Raw records
---

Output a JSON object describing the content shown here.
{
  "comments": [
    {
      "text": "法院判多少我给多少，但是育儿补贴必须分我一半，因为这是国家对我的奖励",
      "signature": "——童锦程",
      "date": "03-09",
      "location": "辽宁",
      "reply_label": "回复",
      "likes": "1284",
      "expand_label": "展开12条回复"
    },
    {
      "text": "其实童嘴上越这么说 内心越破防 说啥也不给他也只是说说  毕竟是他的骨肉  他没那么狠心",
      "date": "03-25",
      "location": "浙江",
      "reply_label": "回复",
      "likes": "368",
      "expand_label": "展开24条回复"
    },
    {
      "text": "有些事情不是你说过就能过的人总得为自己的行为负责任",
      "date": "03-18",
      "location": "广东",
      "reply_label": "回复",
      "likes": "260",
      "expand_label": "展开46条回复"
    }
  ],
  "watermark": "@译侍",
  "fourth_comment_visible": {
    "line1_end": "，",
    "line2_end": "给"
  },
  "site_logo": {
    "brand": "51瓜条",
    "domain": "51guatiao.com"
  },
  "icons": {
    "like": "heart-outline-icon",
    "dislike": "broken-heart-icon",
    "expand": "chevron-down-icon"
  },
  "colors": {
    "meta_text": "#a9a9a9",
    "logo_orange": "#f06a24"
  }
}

---

What to work on: Pick out all the lines with the word "heart" in them and copy them.

The reply:
    "like": "heart-outline-icon",
    "dislike": "broken-heart-icon",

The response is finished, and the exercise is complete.